- PROBLEM DETAILS -
Return all entries word for word, but drop any images.

— START GIVEN DATA —

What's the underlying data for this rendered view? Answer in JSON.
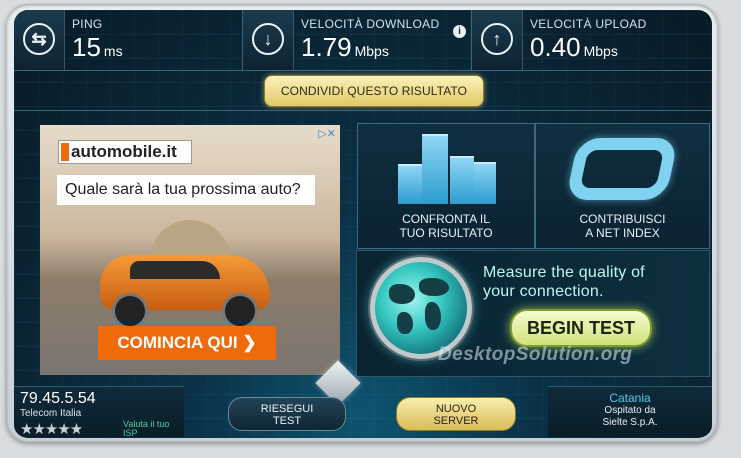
{
  "metrics": {
    "ping": {
      "label": "PING",
      "value": "15",
      "unit": "ms"
    },
    "download": {
      "label": "VELOCITÀ DOWNLOAD",
      "value": "1.79",
      "unit": "Mbps"
    },
    "upload": {
      "label": "VELOCITÀ UPLOAD",
      "value": "0.40",
      "unit": "Mbps"
    }
  },
  "share_button": "CONDIVIDI QUESTO RISULTATO",
  "ad": {
    "brand": "automobile.it",
    "question": "Quale sarà la tua prossima auto?",
    "cta": "COMINCIA QUI ❯"
  },
  "tiles": {
    "compare": {
      "line1": "CONFRONTA IL",
      "line2": "TUO RISULTATO"
    },
    "contribute": {
      "line1": "CONTRIBUISCI",
      "line2": "A NET INDEX"
    }
  },
  "promo": {
    "line1": "Measure the quality of",
    "line2": "your connection.",
    "begin": "BEGIN TEST"
  },
  "watermark": "DesktopSolution.org",
  "client": {
    "ip": "79.45.5.54",
    "isp": "Telecom Italia",
    "rate_line1": "Valuta il tuo",
    "rate_line2": "ISP",
    "stars": 0
  },
  "buttons": {
    "rerun_line1": "RIESEGUI",
    "rerun_line2": "TEST",
    "new_line1": "NUOVO",
    "new_line2": "SERVER"
  },
  "server": {
    "city": "Catania",
    "host_line1": "Ospitato da",
    "host_line2": "Sielte S.p.A."
  },
  "colors": {
    "accent": "#5ac8ea",
    "gold": "#e0c968",
    "cta": "#f06a0a",
    "promo": "#b8f7ee"
  }
}
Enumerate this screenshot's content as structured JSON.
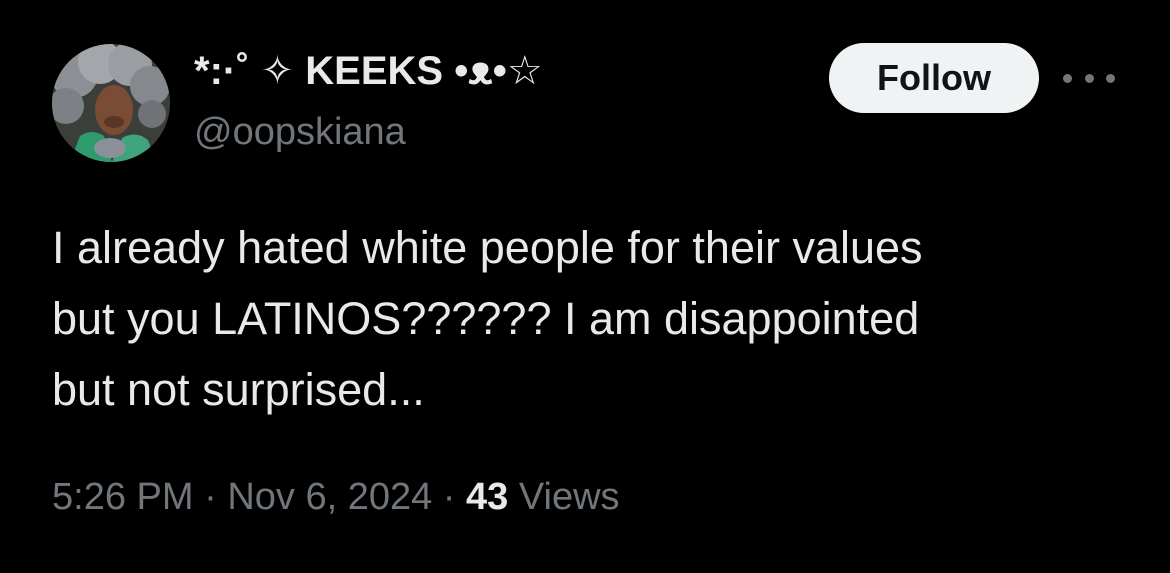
{
  "user": {
    "display_name": "*:·˚ ✧ KEEKS •ᴥ•☆",
    "handle": "@oopskiana",
    "avatar": "profile-photo"
  },
  "actions": {
    "follow_label": "Follow",
    "more_icon": "more-horizontal-icon"
  },
  "tweet": {
    "lines": [
      "I already hated white people for their values",
      "but you LATINOS?????? I am disappointed",
      "but not surprised..."
    ]
  },
  "meta": {
    "time": "5:26 PM",
    "separator": " · ",
    "date": "Nov 6, 2024",
    "views_count": "43",
    "views_label": " Views"
  },
  "colors": {
    "background": "#000000",
    "primary_text": "#e7e9ea",
    "secondary_text": "#71767b",
    "follow_bg": "#eff3f4",
    "follow_text": "#0f1419"
  }
}
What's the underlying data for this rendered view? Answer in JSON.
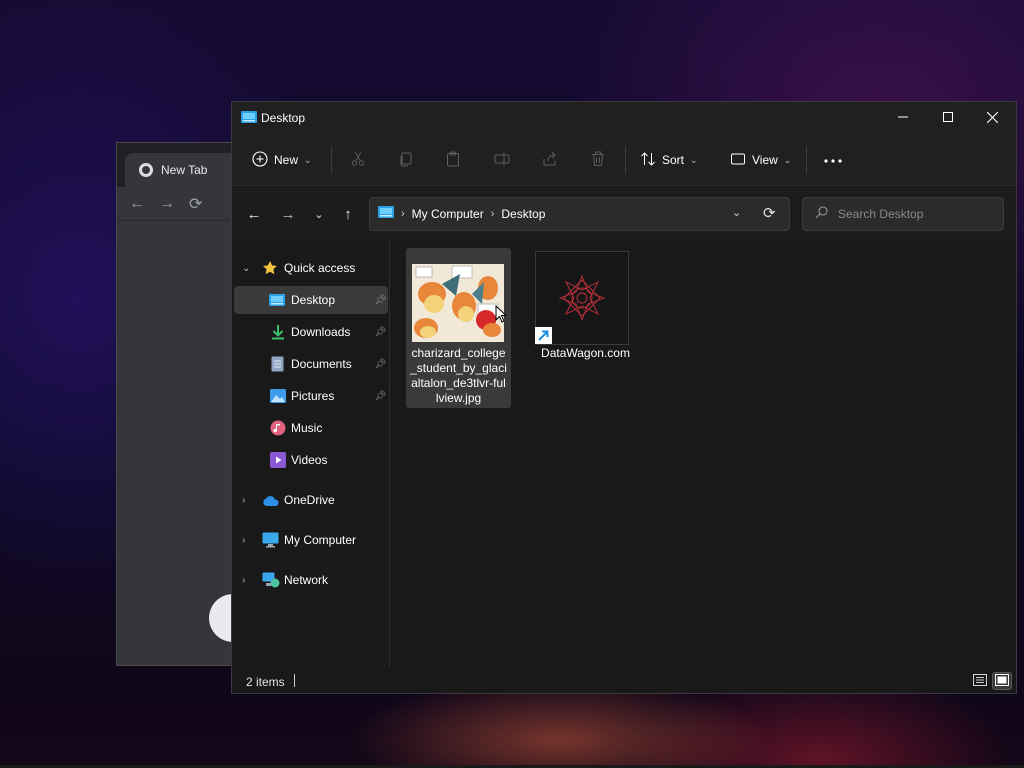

— END GIVEN DATA —

- ANSWER FOR THE TASK -
What's the underlying data for this rendered view? Answer in JSON.
{
  "metrics": {
    "ping": {
      "label": "PING",
      "value": "15",
      "unit": "ms"
    },
    "download": {
      "label": "VELOCITÀ DOWNLOAD",
      "value": "1.79",
      "unit": "Mbps"
    },
    "upload": {
      "label": "VELOCITÀ UPLOAD",
      "value": "0.40",
      "unit": "Mbps"
    }
  },
  "share_button": "CONDIVIDI QUESTO RISULTATO",
  "ad": {
    "brand": "automobile.it",
    "question": "Quale sarà la tua prossima auto?",
    "cta": "COMINCIA QUI ❯"
  },
  "tiles": {
    "compare": {
      "line1": "CONFRONTA IL",
      "line2": "TUO RISULTATO"
    },
    "contribute": {
      "line1": "CONTRIBUISCI",
      "line2": "A NET INDEX"
    }
  },
  "promo": {
    "line1": "Measure the quality of",
    "line2": "your connection.",
    "begin": "BEGIN TEST"
  },
  "watermark": "DesktopSolution.org",
  "client": {
    "ip": "79.45.5.54",
    "isp": "Telecom Italia",
    "rate_line1": "Valuta il tuo",
    "rate_line2": "ISP",
    "stars": 0
  },
  "buttons": {
    "rerun_line1": "RIESEGUI",
    "rerun_line2": "TEST",
    "new_line1": "NUOVO",
    "new_line2": "SERVER"
  },
  "server": {
    "city": "Catania",
    "host_line1": "Ospitato da",
    "host_line2": "Sielte S.p.A."
  },
  "colors": {
    "accent": "#5ac8ea",
    "gold": "#e0c968",
    "cta": "#f06a0a",
    "promo": "#b8f7ee"
  }
}
Enumerate this screenshot's content as structured JSON.
{
  "user": {
    "display_name": "*:·˚ ✧ KEEKS •ᴥ•☆",
    "handle": "@oopskiana",
    "avatar": "profile-photo"
  },
  "actions": {
    "follow_label": "Follow",
    "more_icon": "more-horizontal-icon"
  },
  "tweet": {
    "lines": [
      "I already hated white people for their values",
      "but you LATINOS?????? I am disappointed",
      "but not surprised..."
    ]
  },
  "meta": {
    "time": "5:26 PM",
    "separator": " · ",
    "date": "Nov 6, 2024",
    "views_count": "43",
    "views_label": " Views"
  },
  "colors": {
    "background": "#000000",
    "primary_text": "#e7e9ea",
    "secondary_text": "#71767b",
    "follow_bg": "#eff3f4",
    "follow_text": "#0f1419"
  }
}
What's the underlying data for this rendered view? Answer in JSON.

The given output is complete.